**Prompt:** Below are records to be output exactly, every one of them.

[Stored dataset items]
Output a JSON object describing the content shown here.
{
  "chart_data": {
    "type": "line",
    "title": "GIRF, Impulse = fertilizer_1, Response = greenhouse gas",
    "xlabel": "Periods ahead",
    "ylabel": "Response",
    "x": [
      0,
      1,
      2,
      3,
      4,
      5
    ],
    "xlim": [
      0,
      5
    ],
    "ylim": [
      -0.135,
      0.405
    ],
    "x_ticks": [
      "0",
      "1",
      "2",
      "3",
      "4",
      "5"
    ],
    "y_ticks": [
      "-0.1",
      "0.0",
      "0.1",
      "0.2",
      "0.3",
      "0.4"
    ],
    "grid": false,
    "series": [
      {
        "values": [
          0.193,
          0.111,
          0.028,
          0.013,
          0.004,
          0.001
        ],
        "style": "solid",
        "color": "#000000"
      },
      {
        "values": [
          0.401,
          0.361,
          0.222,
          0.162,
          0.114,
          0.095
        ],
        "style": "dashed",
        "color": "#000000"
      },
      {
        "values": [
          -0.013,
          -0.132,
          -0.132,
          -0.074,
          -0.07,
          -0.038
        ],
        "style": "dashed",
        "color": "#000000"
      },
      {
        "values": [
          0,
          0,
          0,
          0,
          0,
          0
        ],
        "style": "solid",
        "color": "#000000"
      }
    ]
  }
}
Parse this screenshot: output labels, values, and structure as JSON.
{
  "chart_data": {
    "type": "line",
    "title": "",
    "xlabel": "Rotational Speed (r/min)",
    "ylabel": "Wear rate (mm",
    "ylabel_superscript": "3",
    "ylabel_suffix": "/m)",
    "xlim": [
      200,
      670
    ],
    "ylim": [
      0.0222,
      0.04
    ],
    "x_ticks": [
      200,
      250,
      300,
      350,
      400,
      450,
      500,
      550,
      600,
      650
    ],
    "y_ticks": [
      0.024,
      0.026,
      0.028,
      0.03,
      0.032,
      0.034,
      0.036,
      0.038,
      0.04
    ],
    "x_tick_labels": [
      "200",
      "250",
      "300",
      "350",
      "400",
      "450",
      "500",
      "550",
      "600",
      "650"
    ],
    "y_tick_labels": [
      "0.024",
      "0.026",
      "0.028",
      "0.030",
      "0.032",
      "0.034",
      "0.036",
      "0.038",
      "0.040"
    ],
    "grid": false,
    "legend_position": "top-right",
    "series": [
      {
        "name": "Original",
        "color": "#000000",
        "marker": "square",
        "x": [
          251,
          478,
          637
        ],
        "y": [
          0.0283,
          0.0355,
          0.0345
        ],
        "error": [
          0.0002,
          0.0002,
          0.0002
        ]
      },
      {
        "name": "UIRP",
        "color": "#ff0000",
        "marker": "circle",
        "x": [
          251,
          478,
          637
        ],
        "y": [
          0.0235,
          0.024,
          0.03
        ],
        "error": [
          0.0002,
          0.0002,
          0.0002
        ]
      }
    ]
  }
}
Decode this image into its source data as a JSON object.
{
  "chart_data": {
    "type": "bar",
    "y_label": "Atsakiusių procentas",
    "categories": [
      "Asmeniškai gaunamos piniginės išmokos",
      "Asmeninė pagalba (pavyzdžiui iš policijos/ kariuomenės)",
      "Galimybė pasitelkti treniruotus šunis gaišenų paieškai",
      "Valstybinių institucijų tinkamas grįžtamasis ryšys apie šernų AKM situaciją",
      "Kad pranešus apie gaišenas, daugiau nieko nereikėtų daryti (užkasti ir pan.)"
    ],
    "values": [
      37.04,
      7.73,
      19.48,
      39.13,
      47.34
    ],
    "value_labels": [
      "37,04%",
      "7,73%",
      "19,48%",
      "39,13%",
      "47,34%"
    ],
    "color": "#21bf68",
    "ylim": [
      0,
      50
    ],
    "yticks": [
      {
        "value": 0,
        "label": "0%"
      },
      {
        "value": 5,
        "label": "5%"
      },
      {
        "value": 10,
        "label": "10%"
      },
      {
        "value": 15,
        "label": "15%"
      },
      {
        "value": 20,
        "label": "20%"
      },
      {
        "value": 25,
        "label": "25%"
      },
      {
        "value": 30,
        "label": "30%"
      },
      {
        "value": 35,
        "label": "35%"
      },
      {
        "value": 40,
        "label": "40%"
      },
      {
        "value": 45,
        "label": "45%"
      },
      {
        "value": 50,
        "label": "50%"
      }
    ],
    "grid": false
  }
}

**Reply:**
Output a JSON object describing the content shown here.
{
  "chart_data": {
    "type": "line",
    "title": "GIRF, Impulse = fertilizer_1, Response = greenhouse gas",
    "xlabel": "Periods ahead",
    "ylabel": "Response",
    "x": [
      0,
      1,
      2,
      3,
      4,
      5
    ],
    "xlim": [
      0,
      5
    ],
    "ylim": [
      -0.135,
      0.405
    ],
    "x_ticks": [
      "0",
      "1",
      "2",
      "3",
      "4",
      "5"
    ],
    "y_ticks": [
      "-0.1",
      "0.0",
      "0.1",
      "0.2",
      "0.3",
      "0.4"
    ],
    "grid": false,
    "series": [
      {
        "values": [
          0.193,
          0.111,
          0.028,
          0.013,
          0.004,
          0.001
        ],
        "style": "solid",
        "color": "#000000"
      },
      {
        "values": [
          0.401,
          0.361,
          0.222,
          0.162,
          0.114,
          0.095
        ],
        "style": "dashed",
        "color": "#000000"
      },
      {
        "values": [
          -0.013,
          -0.132,
          -0.132,
          -0.074,
          -0.07,
          -0.038
        ],
        "style": "dashed",
        "color": "#000000"
      },
      {
        "values": [
          0,
          0,
          0,
          0,
          0,
          0
        ],
        "style": "solid",
        "color": "#000000"
      }
    ]
  }
}
Parse this screenshot: output labels, values, and structure as JSON.
{
  "chart_data": {
    "type": "line",
    "title": "",
    "xlabel": "Rotational Speed (r/min)",
    "ylabel": "Wear rate (mm",
    "ylabel_superscript": "3",
    "ylabel_suffix": "/m)",
    "xlim": [
      200,
      670
    ],
    "ylim": [
      0.0222,
      0.04
    ],
    "x_ticks": [
      200,
      250,
      300,
      350,
      400,
      450,
      500,
      550,
      600,
      650
    ],
    "y_ticks": [
      0.024,
      0.026,
      0.028,
      0.03,
      0.032,
      0.034,
      0.036,
      0.038,
      0.04
    ],
    "x_tick_labels": [
      "200",
      "250",
      "300",
      "350",
      "400",
      "450",
      "500",
      "550",
      "600",
      "650"
    ],
    "y_tick_labels": [
      "0.024",
      "0.026",
      "0.028",
      "0.030",
      "0.032",
      "0.034",
      "0.036",
      "0.038",
      "0.040"
    ],
    "grid": false,
    "legend_position": "top-right",
    "series": [
      {
        "name": "Original",
        "color": "#000000",
        "marker": "square",
        "x": [
          251,
          478,
          637
        ],
        "y": [
          0.0283,
          0.0355,
          0.0345
        ],
        "error": [
          0.0002,
          0.0002,
          0.0002
        ]
      },
      {
        "name": "UIRP",
        "color": "#ff0000",
        "marker": "circle",
        "x": [
          251,
          478,
          637
        ],
        "y": [
          0.0235,
          0.024,
          0.03
        ],
        "error": [
          0.0002,
          0.0002,
          0.0002
        ]
      }
    ]
  }
}
Decode this image into its source data as a JSON object.
{
  "chart_data": {
    "type": "bar",
    "y_label": "Atsakiusių procentas",
    "categories": [
      "Asmeniškai gaunamos piniginės išmokos",
      "Asmeninė pagalba (pavyzdžiui iš policijos/ kariuomenės)",
      "Galimybė pasitelkti treniruotus šunis gaišenų paieškai",
      "Valstybinių institucijų tinkamas grįžtamasis ryšys apie šernų AKM situaciją",
      "Kad pranešus apie gaišenas, daugiau nieko nereikėtų daryti (užkasti ir pan.)"
    ],
    "values": [
      37.04,
      7.73,
      19.48,
      39.13,
      47.34
    ],
    "value_labels": [
      "37,04%",
      "7,73%",
      "19,48%",
      "39,13%",
      "47,34%"
    ],
    "color": "#21bf68",
    "ylim": [
      0,
      50
    ],
    "yticks": [
      {
        "value": 0,
        "label": "0%"
      },
      {
        "value": 5,
        "label": "5%"
      },
      {
        "value": 10,
        "label": "10%"
      },
      {
        "value": 15,
        "label": "15%"
      },
      {
        "value": 20,
        "label": "20%"
      },
      {
        "value": 25,
        "label": "25%"
      },
      {
        "value": 30,
        "label": "30%"
      },
      {
        "value": 35,
        "label": "35%"
      },
      {
        "value": 40,
        "label": "40%"
      },
      {
        "value": 45,
        "label": "45%"
      },
      {
        "value": 50,
        "label": "50%"
      }
    ],
    "grid": false
  }
}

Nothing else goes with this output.